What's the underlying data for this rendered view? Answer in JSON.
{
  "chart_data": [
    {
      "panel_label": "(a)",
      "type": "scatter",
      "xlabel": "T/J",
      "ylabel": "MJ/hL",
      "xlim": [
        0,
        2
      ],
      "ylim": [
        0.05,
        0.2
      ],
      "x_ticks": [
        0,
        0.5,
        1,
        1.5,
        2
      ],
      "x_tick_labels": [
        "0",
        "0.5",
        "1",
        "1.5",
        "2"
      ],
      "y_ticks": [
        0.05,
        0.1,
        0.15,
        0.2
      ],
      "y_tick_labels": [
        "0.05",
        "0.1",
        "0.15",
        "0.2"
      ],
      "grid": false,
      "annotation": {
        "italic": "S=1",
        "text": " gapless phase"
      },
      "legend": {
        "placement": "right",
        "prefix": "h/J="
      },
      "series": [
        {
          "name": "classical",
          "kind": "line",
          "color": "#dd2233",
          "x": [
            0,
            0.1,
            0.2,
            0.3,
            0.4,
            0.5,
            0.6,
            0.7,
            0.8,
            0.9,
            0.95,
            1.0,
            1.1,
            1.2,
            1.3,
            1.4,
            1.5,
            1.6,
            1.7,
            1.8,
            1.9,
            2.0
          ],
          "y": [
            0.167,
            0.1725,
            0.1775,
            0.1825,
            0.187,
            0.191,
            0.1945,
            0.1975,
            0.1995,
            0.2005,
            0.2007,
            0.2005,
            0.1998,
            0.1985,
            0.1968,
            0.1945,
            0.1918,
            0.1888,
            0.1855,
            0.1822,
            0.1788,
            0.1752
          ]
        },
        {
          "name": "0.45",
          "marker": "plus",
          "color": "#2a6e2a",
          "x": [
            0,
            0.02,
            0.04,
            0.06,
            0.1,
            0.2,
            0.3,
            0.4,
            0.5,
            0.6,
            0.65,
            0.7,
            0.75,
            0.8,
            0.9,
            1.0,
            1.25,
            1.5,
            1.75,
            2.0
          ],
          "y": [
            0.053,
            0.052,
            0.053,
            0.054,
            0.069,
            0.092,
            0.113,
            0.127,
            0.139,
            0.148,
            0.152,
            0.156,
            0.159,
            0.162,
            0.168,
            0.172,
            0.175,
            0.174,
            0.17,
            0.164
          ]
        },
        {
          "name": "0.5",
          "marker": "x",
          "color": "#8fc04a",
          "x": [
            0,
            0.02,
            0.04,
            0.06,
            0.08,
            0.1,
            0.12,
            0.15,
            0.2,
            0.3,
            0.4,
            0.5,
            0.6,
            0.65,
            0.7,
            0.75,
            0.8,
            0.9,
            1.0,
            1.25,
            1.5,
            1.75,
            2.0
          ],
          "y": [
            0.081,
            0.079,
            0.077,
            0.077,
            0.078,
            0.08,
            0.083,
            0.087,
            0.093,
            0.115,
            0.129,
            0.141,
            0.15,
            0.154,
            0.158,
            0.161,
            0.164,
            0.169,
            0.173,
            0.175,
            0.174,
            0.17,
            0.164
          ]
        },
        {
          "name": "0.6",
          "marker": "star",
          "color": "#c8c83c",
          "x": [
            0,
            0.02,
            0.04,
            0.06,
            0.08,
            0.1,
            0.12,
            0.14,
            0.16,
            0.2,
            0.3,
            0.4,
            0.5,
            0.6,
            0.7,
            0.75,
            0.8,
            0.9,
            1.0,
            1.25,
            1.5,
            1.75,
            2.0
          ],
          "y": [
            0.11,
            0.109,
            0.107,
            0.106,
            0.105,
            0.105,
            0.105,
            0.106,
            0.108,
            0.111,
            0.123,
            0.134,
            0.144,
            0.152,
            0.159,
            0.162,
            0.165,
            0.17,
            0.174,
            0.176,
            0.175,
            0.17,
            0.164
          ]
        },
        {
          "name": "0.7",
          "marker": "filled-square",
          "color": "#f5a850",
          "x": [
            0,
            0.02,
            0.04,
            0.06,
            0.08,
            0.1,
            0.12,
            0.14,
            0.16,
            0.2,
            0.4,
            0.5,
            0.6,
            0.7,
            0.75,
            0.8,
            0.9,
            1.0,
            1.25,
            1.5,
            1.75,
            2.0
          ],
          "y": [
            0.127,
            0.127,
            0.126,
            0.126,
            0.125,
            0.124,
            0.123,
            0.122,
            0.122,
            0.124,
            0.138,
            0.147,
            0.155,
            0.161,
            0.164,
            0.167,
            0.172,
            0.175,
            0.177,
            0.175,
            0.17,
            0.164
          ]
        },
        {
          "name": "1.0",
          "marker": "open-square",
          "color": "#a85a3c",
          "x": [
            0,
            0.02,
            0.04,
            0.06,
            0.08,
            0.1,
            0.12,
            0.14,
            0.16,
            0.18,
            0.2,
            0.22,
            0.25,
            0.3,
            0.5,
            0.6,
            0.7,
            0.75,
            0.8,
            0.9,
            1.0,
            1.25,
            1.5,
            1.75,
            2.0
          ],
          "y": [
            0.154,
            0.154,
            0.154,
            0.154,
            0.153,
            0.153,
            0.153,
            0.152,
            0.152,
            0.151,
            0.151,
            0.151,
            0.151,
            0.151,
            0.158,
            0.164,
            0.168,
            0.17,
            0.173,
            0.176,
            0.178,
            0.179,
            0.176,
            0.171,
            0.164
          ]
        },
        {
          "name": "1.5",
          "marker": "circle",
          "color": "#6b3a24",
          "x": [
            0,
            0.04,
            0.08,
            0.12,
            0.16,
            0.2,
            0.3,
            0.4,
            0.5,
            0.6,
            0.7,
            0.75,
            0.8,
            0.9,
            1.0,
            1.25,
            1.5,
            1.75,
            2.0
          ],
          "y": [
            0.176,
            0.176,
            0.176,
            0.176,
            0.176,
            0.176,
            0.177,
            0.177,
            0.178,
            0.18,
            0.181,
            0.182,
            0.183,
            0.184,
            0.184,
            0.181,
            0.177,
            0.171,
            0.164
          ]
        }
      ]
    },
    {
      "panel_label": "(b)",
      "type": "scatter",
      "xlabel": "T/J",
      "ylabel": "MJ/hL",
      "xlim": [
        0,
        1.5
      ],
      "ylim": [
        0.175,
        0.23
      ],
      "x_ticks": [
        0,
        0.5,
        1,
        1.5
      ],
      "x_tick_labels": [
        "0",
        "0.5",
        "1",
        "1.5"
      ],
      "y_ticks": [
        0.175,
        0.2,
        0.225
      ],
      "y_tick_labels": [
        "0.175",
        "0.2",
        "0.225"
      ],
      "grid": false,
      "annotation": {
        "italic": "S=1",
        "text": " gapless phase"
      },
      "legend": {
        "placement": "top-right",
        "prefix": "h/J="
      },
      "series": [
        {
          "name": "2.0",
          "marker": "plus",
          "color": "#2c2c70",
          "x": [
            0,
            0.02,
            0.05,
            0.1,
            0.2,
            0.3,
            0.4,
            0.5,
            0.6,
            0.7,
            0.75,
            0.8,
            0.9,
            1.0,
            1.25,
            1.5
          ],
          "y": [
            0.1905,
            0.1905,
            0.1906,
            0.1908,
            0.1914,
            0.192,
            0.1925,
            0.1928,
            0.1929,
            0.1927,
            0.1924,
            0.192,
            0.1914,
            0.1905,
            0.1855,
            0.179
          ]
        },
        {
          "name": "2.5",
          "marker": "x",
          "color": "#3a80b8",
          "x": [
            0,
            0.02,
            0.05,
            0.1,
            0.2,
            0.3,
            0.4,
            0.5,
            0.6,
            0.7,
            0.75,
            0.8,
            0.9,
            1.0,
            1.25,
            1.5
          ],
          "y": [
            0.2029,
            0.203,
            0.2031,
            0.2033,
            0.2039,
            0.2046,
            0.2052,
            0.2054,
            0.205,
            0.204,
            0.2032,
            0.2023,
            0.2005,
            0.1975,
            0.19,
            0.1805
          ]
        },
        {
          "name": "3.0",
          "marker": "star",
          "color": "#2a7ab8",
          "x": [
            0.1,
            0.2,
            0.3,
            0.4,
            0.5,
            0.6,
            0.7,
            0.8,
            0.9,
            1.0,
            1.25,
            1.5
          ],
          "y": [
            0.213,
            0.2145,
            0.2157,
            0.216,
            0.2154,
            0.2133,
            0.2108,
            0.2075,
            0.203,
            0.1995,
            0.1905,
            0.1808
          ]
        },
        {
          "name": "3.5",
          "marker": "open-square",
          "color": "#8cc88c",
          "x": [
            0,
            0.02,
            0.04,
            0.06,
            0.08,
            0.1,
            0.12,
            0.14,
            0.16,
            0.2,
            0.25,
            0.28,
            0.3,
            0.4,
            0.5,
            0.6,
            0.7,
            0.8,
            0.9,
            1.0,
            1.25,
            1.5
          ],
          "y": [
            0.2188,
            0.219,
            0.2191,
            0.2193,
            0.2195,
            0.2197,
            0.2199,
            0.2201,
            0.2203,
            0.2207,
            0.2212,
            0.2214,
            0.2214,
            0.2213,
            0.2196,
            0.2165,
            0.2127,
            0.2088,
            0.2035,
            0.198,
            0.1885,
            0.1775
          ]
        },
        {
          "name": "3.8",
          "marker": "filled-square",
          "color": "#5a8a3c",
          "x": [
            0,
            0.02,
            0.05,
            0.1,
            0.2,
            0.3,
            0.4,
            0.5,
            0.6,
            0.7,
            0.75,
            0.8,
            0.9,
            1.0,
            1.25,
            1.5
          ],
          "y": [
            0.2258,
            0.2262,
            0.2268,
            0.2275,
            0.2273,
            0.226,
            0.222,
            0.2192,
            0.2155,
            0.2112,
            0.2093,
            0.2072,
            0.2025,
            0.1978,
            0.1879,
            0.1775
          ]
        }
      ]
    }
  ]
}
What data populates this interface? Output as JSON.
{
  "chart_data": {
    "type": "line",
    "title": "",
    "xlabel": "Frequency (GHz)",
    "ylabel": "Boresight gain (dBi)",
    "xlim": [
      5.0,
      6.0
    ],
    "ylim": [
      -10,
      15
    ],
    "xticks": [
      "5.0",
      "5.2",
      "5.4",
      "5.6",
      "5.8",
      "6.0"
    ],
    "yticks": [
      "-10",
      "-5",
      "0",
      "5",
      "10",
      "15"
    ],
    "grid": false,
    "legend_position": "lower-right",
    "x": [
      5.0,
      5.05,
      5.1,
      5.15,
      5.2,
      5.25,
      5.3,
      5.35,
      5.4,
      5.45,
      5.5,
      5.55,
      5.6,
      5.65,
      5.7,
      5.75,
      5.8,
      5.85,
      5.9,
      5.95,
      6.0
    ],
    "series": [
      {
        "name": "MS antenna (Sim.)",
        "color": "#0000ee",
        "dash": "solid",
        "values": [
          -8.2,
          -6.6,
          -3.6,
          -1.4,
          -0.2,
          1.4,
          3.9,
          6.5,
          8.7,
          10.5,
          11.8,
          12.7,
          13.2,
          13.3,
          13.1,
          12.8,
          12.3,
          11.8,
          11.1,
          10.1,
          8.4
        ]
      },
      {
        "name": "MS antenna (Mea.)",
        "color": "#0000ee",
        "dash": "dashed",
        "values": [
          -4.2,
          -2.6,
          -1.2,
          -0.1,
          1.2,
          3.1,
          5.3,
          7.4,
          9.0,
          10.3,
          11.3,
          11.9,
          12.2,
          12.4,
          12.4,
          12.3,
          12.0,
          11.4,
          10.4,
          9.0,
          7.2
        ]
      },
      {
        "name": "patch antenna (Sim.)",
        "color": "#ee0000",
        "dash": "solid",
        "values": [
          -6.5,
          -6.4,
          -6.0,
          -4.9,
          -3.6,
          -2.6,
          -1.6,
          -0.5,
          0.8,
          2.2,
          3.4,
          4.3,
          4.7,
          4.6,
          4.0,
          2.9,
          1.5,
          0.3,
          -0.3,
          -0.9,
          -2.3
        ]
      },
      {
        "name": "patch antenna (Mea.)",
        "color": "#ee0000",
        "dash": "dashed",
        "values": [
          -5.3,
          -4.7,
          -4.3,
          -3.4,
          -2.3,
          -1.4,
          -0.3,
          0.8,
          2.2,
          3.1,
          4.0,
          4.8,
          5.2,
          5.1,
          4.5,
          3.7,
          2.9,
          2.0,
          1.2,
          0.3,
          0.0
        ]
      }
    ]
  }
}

Task to carry out: Give only the number of lines in the material above where the string "right" appears.

Result: 3